Bankrupt New York law firm Dewey & LeBoeuf LLP got the green light Wednesday from the court to use some cash that remains in the firm’s accounts to pay for critical functions as it winds down its affairs.

That means the firm (aka “The Debtor”) will be able to write checks to cover payroll, preserve firm records, protect employee entitlements to accrued benefits and preserve client documents, in accordance with a budget submitted to the court. The firm now has approximately $ 13.4 million in cash on hand, according to an amended declaration by Joff Mitchell, the chief restructuring officer for the firm.

According to the interim order by U.S. bankruptcy Judge Martin Glenn:

. . . granting the interim relief requested is necessary to avoid immediate and irreparable harm to the Debtor and its estate pending the Final Hearing, and otherwise is fair and reasonable and in the best interest of the Debtor, its estate, and its creditors and equity holders, and is essential for the continued operation of the Debtor’s business. . .

But lenders, who have a claim on the money as a result of amendments to loan agreements in the weeks leading up to Dewey’s bankruptcy filing, will have to wait until a June 13 hearing to see what they can get in exchange for fronting the firm the so-called cash collateral.

Requirement 1 – Retype the listing word for word, starting at its first line and stopping after the line that contains "phase3-p4: In total, you'll".

Available data –
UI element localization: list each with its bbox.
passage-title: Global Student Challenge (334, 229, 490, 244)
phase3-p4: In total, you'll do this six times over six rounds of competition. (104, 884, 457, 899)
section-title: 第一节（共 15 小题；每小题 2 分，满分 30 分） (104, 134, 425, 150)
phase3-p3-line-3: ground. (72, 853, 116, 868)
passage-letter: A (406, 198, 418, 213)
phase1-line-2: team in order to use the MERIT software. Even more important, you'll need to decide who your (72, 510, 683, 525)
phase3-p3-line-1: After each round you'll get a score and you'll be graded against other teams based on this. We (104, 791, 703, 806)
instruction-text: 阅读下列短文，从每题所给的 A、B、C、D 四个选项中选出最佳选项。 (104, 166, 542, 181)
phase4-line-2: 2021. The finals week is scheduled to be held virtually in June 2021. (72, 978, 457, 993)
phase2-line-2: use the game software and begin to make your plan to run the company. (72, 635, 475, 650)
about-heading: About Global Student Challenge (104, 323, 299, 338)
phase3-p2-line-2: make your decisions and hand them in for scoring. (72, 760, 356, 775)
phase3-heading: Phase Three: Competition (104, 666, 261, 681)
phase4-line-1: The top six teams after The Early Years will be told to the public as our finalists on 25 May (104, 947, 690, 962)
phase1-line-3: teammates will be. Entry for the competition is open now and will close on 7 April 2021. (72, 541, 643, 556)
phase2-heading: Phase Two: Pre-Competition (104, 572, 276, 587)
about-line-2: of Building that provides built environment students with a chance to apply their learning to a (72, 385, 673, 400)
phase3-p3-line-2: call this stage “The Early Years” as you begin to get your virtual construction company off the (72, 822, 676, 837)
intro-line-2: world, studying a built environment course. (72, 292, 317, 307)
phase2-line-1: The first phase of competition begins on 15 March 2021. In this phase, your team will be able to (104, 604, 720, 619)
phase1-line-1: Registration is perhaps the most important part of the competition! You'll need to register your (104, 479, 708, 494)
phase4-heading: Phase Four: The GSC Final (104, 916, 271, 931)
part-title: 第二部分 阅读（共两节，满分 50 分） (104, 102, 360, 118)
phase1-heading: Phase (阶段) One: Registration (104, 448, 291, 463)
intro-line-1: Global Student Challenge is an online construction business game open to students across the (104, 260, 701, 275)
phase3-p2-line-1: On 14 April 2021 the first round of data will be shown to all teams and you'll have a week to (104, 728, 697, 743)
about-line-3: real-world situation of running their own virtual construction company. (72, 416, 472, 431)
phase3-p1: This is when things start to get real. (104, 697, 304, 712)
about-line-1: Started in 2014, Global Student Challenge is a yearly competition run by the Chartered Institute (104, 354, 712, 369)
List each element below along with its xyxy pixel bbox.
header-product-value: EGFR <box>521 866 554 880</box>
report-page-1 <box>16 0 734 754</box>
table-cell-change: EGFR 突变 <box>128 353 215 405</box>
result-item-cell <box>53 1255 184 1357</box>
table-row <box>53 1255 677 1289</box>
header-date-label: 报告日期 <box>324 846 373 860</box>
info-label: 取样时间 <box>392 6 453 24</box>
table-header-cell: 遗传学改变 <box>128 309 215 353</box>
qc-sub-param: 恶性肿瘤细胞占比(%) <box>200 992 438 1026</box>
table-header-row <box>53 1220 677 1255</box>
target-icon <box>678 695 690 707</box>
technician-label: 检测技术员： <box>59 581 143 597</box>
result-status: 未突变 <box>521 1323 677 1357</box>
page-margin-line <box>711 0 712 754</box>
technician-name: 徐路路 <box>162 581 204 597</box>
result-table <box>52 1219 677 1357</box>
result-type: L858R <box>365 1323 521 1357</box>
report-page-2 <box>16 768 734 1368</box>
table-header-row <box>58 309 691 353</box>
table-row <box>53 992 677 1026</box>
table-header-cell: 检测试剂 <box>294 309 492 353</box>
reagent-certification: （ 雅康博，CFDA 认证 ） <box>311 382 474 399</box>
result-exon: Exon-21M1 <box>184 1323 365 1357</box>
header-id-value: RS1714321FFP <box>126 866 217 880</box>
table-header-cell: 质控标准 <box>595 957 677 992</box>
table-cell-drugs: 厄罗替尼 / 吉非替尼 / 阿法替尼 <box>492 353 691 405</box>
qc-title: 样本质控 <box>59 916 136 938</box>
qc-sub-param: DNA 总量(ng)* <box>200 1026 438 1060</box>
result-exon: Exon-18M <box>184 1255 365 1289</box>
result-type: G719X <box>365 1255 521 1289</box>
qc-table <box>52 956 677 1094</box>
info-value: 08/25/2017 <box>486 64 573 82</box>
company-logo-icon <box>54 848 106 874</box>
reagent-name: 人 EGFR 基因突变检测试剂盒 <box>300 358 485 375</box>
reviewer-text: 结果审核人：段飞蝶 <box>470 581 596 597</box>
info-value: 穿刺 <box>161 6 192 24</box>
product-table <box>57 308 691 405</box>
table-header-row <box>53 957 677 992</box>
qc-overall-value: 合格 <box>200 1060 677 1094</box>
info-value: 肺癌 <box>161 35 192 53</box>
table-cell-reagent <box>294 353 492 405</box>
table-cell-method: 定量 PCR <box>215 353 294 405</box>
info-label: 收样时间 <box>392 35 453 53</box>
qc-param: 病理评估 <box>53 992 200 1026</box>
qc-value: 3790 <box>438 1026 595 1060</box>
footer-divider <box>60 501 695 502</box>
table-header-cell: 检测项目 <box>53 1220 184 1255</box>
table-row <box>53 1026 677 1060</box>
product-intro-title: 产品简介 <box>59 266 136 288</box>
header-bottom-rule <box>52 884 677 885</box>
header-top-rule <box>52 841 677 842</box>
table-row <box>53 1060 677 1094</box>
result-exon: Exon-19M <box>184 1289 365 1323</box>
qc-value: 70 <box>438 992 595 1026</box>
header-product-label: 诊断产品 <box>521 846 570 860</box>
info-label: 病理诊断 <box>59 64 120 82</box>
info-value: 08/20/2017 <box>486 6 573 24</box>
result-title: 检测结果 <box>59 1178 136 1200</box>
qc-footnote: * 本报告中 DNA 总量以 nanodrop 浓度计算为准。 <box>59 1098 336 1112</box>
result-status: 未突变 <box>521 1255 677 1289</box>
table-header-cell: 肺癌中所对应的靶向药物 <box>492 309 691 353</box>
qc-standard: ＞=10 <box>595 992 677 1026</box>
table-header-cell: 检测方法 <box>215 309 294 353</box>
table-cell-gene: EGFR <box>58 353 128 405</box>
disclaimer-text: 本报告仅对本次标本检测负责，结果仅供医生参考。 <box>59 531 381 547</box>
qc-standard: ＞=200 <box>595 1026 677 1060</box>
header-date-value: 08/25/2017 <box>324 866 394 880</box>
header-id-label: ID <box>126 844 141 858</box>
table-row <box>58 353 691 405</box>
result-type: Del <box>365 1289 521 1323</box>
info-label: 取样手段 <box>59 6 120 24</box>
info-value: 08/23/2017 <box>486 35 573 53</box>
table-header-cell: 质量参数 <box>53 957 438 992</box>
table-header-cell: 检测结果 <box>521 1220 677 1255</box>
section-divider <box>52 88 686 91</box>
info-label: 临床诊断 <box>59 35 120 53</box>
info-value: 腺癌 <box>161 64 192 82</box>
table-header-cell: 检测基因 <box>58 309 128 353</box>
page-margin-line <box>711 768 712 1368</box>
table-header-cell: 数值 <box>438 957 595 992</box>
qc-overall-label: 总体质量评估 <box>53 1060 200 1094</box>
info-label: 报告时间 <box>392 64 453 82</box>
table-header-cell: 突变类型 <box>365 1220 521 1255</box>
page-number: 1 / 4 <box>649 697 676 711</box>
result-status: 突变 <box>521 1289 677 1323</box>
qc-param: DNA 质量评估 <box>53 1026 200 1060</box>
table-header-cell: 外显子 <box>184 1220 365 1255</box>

Requirement 2 – From the Dewey & LeBoeuf bankruptcy article, echo the passage word for word, beginning at the words "According to the" and stopping after "so-called cash collateral.".

Written solution 1 –
UI element localization: list each with its bbox.
passage-title: Global Student Challenge (334, 229, 490, 244)
phase3-p4: In total, you'll do this six times over six rounds of competition. (104, 884, 457, 899)

Written solution 2 –
According to the interim order by U.S. bankruptcy Judge Martin Glenn:

. . . granting the interim relief requested is necessary to avoid immediate and irreparable harm to the Debtor and its estate pending the Final Hearing, and otherwise is fair and reasonable and in the best interest of the Debtor, its estate, and its creditors and equity holders, and is essential for the continued operation of the Debtor’s business. . .

But lenders, who have a claim on the money as a result of amendments to loan agreements in the weeks leading up to Dewey’s bankruptcy filing, will have to wait until a June 13 hearing to see what they can get in exchange for fronting the firm the so-called cash collateral.